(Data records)

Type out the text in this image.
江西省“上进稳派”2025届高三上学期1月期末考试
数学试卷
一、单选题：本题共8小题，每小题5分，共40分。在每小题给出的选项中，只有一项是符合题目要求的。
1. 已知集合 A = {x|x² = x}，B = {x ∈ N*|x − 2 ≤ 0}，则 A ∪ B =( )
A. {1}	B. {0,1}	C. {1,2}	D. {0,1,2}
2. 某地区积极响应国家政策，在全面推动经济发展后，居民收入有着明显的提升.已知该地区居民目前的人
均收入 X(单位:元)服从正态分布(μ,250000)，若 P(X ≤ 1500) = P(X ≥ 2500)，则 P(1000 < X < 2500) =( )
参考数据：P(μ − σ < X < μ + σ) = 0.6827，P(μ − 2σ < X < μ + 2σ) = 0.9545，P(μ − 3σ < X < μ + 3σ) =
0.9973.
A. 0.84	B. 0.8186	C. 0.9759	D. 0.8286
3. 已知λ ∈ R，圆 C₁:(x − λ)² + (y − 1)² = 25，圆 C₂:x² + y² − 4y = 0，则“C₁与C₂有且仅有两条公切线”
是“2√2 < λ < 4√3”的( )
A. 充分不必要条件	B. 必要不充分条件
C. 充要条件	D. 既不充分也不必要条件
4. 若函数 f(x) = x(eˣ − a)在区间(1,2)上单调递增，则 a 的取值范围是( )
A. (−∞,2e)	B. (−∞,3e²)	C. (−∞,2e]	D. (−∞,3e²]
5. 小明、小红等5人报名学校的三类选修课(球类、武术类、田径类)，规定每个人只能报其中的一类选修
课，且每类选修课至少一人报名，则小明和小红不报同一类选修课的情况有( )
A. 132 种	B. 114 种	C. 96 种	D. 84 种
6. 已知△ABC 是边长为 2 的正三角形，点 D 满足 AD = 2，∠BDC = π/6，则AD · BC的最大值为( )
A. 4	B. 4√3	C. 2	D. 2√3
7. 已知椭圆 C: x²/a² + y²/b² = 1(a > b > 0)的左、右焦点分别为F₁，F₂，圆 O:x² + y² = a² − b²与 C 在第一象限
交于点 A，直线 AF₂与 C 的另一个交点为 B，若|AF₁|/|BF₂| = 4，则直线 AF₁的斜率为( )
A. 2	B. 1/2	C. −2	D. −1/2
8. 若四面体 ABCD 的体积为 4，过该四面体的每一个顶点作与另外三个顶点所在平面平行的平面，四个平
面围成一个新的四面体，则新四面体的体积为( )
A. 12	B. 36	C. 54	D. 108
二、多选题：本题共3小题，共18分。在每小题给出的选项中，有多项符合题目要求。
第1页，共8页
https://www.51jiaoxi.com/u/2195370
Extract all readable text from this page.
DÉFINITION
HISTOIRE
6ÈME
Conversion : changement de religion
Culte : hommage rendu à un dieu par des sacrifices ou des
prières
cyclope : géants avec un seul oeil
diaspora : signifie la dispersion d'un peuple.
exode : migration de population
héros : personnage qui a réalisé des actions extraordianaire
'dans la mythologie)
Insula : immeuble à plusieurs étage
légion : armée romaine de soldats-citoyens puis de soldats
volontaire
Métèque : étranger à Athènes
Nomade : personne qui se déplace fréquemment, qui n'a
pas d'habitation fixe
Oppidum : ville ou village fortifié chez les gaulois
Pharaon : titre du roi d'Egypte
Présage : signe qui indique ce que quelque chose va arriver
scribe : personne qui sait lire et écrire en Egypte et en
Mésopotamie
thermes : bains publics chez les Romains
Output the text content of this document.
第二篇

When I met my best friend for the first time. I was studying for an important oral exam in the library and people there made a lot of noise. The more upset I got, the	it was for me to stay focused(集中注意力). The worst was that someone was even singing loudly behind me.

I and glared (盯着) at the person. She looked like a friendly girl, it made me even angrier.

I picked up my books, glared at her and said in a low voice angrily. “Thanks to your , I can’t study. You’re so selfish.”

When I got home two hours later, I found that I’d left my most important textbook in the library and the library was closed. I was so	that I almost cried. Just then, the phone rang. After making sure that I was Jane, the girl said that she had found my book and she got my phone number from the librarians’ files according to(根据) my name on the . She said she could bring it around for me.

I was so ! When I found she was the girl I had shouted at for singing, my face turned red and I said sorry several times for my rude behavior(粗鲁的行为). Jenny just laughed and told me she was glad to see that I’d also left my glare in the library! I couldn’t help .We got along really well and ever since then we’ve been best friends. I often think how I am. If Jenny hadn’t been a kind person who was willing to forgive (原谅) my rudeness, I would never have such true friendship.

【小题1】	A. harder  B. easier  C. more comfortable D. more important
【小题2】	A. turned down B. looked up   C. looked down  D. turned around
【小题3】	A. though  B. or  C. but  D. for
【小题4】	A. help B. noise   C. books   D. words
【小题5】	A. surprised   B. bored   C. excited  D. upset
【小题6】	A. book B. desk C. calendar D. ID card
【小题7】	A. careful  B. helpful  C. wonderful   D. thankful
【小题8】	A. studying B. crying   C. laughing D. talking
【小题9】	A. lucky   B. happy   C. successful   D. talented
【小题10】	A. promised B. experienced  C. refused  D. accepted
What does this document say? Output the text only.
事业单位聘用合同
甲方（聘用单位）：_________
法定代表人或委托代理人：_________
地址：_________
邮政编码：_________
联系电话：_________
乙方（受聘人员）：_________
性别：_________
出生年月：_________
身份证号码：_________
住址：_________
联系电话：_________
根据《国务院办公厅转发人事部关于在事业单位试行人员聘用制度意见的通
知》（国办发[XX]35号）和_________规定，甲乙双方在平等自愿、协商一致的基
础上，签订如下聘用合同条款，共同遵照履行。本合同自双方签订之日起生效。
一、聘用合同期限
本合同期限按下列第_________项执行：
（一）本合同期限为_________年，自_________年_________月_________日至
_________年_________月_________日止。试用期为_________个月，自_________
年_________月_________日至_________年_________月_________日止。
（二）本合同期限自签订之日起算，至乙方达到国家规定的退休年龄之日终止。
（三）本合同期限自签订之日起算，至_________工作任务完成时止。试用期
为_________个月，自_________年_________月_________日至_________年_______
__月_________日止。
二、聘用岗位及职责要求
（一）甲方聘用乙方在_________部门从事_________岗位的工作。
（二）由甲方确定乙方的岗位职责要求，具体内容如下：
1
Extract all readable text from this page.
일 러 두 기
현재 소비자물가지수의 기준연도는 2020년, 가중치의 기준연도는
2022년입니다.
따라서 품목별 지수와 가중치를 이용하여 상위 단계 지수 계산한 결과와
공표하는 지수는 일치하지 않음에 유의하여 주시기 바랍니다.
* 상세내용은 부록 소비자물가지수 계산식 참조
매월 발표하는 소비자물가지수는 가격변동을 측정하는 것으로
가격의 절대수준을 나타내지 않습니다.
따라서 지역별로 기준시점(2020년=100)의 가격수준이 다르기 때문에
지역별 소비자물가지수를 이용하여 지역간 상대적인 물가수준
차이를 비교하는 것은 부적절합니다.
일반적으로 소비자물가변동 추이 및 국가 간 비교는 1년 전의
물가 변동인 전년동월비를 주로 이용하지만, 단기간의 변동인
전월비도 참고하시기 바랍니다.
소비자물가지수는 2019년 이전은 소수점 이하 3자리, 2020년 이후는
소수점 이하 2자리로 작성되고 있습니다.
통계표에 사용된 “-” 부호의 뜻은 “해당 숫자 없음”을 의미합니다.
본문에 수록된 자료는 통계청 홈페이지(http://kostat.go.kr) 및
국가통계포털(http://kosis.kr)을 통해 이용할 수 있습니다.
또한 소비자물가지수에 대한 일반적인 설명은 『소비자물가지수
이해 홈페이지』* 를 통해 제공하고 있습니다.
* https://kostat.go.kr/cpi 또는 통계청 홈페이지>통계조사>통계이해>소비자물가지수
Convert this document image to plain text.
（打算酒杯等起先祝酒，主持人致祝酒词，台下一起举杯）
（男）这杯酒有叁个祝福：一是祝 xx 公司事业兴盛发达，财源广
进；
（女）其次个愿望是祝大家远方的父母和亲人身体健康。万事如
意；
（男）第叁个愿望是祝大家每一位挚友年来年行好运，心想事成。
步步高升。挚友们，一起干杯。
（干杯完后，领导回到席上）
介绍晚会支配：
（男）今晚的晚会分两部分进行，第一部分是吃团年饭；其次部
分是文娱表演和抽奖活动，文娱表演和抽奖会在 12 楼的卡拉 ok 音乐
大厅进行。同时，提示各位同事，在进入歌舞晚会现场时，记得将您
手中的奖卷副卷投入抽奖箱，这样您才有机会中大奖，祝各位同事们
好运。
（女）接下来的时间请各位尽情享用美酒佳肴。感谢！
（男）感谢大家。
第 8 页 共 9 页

## EXERCISE DESCRIPTION
Copy the lines from the entries above in which the word "looked" appears.

## REPLY
I and glared (盯着) at the person. She looked like a friendly girl, it made me even angrier.
【小题2】	A. turned down B. looked up   C. looked down  D. turned around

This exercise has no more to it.